• **OBJECTIVE**
Every line of the records must be repeated exactly; pictures stay out.

——

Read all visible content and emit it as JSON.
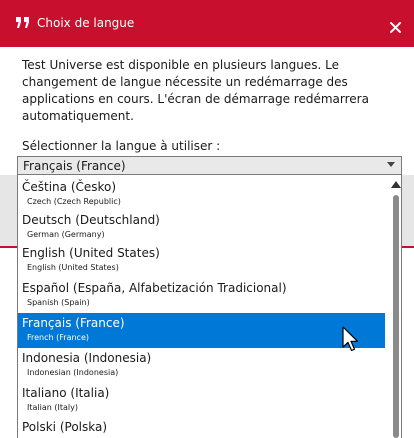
{
  "dialog": {
    "title": "Choix de langue",
    "title_icon": "quote-icon",
    "close_label": "X",
    "description": "Test Universe est disponible en plusieurs langues. Le changement de langue nécessite un redémarrage des applications en cours. L'écran de démarrage redémarrera automatiquement.",
    "select_label": "Sélectionner la langue à utiliser :",
    "selected_value": "Français (France)"
  },
  "languages": [
    {
      "name": "Čeština (Česko)",
      "sub": "Czech (Czech Republic)",
      "selected": false
    },
    {
      "name": "Deutsch (Deutschland)",
      "sub": "German (Germany)",
      "selected": false
    },
    {
      "name": "English (United States)",
      "sub": "English (United States)",
      "selected": false
    },
    {
      "name": "Español (España, Alfabetización Tradicional)",
      "sub": "Spanish (Spain)",
      "selected": false
    },
    {
      "name": "Français (France)",
      "sub": "French (France)",
      "selected": true
    },
    {
      "name": "Indonesia (Indonesia)",
      "sub": "Indonesian (Indonesia)",
      "selected": false
    },
    {
      "name": "Italiano (Italia)",
      "sub": "Italian (Italy)",
      "selected": false
    },
    {
      "name": "Polski (Polska)",
      "sub": "",
      "selected": false
    }
  ],
  "colors": {
    "titlebar": "#c8102e",
    "selection": "#0078d7"
  }
}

——

• **SOLUTION FOR THIS TASK**
Read all visible content and emit it as JSON.
{
  "dialog": {
    "title": "Choix de langue",
    "title_icon": "quote-icon",
    "close_label": "X",
    "description": "Test Universe est disponible en plusieurs langues. Le changement de langue nécessite un redémarrage des applications en cours. L'écran de démarrage redémarrera automatiquement.",
    "select_label": "Sélectionner la langue à utiliser :",
    "selected_value": "Français (France)"
  },
  "languages": [
    {
      "name": "Čeština (Česko)",
      "sub": "Czech (Czech Republic)",
      "selected": false
    },
    {
      "name": "Deutsch (Deutschland)",
      "sub": "German (Germany)",
      "selected": false
    },
    {
      "name": "English (United States)",
      "sub": "English (United States)",
      "selected": false
    },
    {
      "name": "Español (España, Alfabetización Tradicional)",
      "sub": "Spanish (Spain)",
      "selected": false
    },
    {
      "name": "Français (France)",
      "sub": "French (France)",
      "selected": true
    },
    {
      "name": "Indonesia (Indonesia)",
      "sub": "Indonesian (Indonesia)",
      "selected": false
    },
    {
      "name": "Italiano (Italia)",
      "sub": "Italian (Italy)",
      "selected": false
    },
    {
      "name": "Polski (Polska)",
      "sub": "",
      "selected": false
    }
  ],
  "colors": {
    "titlebar": "#c8102e",
    "selection": "#0078d7"
  }
}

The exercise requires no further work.